Dataset excerpt
++++++++++++++++++++

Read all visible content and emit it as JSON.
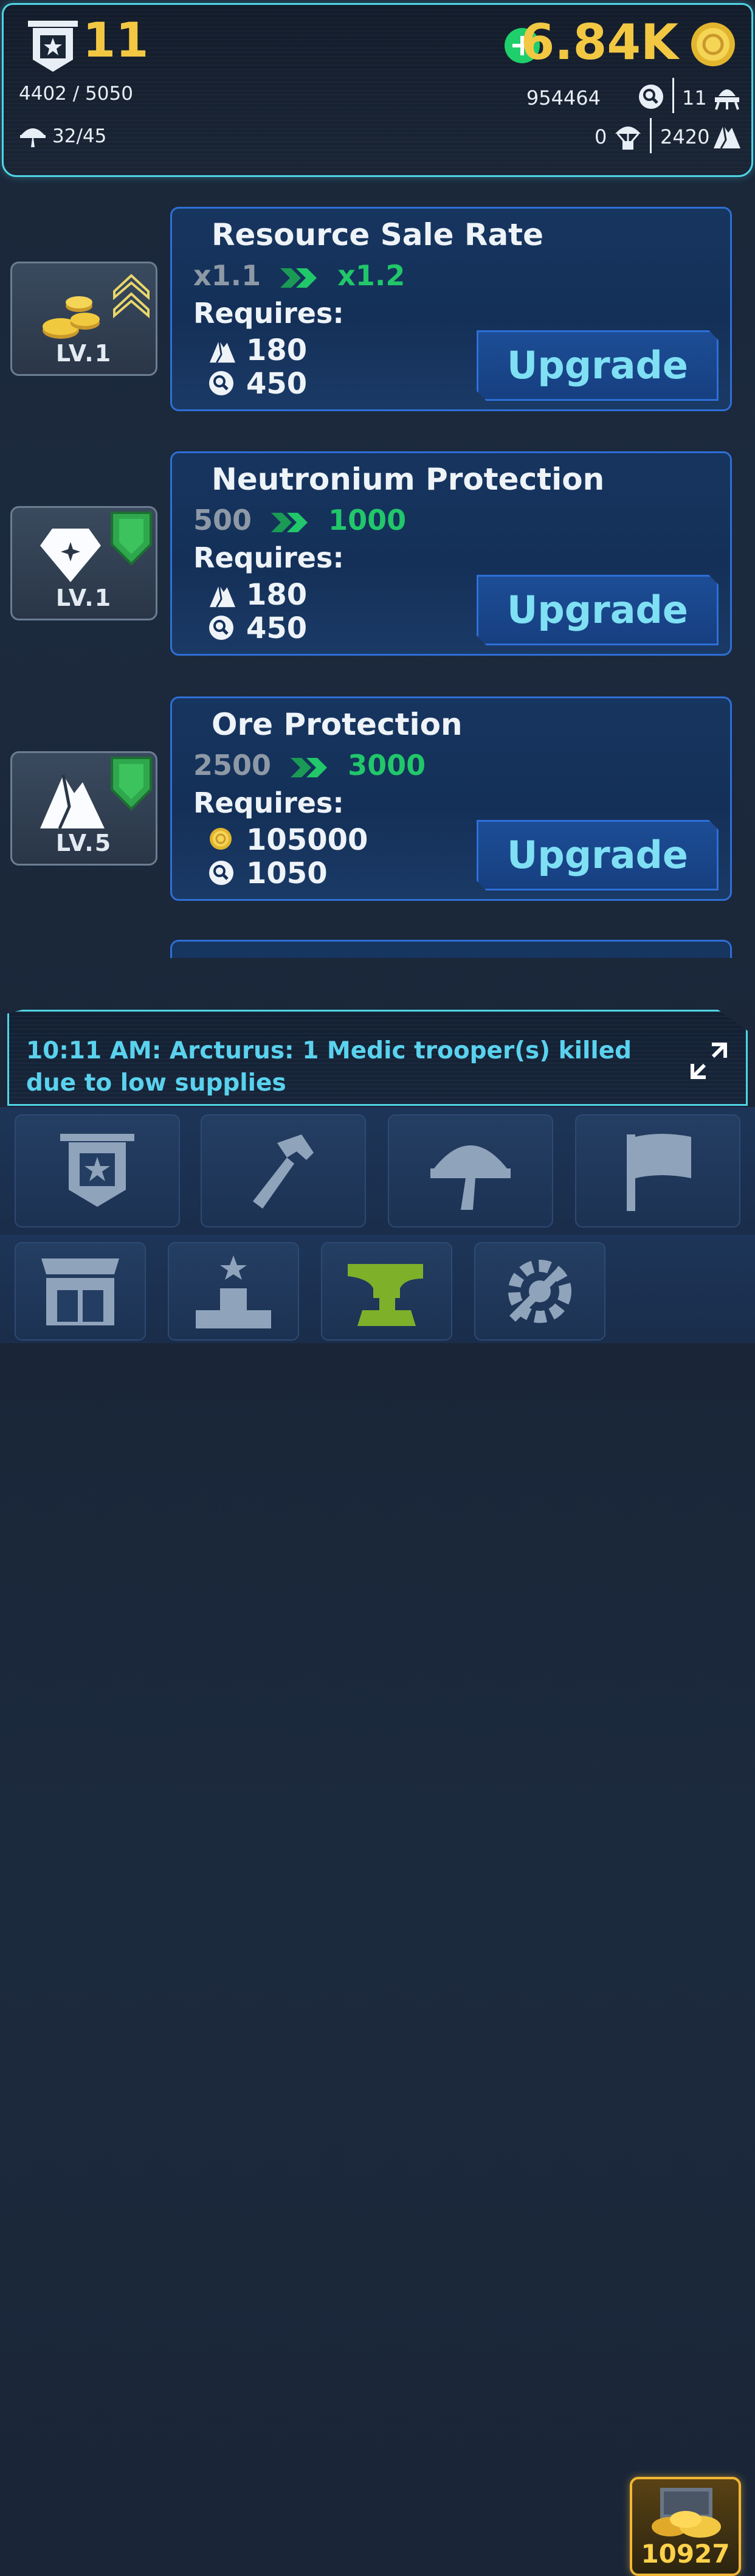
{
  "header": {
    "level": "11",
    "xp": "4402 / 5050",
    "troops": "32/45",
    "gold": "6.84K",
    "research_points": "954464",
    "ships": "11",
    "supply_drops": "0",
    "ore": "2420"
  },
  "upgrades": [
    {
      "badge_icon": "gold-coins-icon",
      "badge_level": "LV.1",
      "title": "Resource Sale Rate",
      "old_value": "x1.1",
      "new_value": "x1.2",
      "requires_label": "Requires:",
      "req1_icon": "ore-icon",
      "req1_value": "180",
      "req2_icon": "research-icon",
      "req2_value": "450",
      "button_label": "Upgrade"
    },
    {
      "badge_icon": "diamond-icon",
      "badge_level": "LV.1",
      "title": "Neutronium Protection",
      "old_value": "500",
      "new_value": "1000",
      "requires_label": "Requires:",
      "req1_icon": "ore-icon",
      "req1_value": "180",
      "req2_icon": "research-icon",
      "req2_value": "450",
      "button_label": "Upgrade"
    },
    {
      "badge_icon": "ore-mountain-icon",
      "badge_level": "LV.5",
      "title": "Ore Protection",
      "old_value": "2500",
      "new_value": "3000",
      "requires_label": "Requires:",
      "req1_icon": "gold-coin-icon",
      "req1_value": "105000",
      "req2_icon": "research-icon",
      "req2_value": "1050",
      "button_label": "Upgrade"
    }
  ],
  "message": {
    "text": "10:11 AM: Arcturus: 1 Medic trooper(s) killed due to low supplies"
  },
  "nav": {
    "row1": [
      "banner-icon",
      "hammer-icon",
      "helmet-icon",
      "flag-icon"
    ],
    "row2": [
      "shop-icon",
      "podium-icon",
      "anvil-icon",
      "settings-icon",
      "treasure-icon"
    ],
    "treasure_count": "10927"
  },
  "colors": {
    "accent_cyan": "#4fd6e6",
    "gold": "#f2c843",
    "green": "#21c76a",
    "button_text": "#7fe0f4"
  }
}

++++++++++++++++++++

» WHAT IS EXPECTED: Pictures stay out; repeat all the rest of the records exactly.

» CORRECT RESULT:
Read all visible content and emit it as JSON.
{
  "header": {
    "level": "11",
    "xp": "4402 / 5050",
    "troops": "32/45",
    "gold": "6.84K",
    "research_points": "954464",
    "ships": "11",
    "supply_drops": "0",
    "ore": "2420"
  },
  "upgrades": [
    {
      "badge_icon": "gold-coins-icon",
      "badge_level": "LV.1",
      "title": "Resource Sale Rate",
      "old_value": "x1.1",
      "new_value": "x1.2",
      "requires_label": "Requires:",
      "req1_icon": "ore-icon",
      "req1_value": "180",
      "req2_icon": "research-icon",
      "req2_value": "450",
      "button_label": "Upgrade"
    },
    {
      "badge_icon": "diamond-icon",
      "badge_level": "LV.1",
      "title": "Neutronium Protection",
      "old_value": "500",
      "new_value": "1000",
      "requires_label": "Requires:",
      "req1_icon": "ore-icon",
      "req1_value": "180",
      "req2_icon": "research-icon",
      "req2_value": "450",
      "button_label": "Upgrade"
    },
    {
      "badge_icon": "ore-mountain-icon",
      "badge_level": "LV.5",
      "title": "Ore Protection",
      "old_value": "2500",
      "new_value": "3000",
      "requires_label": "Requires:",
      "req1_icon": "gold-coin-icon",
      "req1_value": "105000",
      "req2_icon": "research-icon",
      "req2_value": "1050",
      "button_label": "Upgrade"
    }
  ],
  "message": {
    "text": "10:11 AM: Arcturus: 1 Medic trooper(s) killed due to low supplies"
  },
  "nav": {
    "row1": [
      "banner-icon",
      "hammer-icon",
      "helmet-icon",
      "flag-icon"
    ],
    "row2": [
      "shop-icon",
      "podium-icon",
      "anvil-icon",
      "settings-icon",
      "treasure-icon"
    ],
    "treasure_count": "10927"
  },
  "colors": {
    "accent_cyan": "#4fd6e6",
    "gold": "#f2c843",
    "green": "#21c76a",
    "button_text": "#7fe0f4"
  }
}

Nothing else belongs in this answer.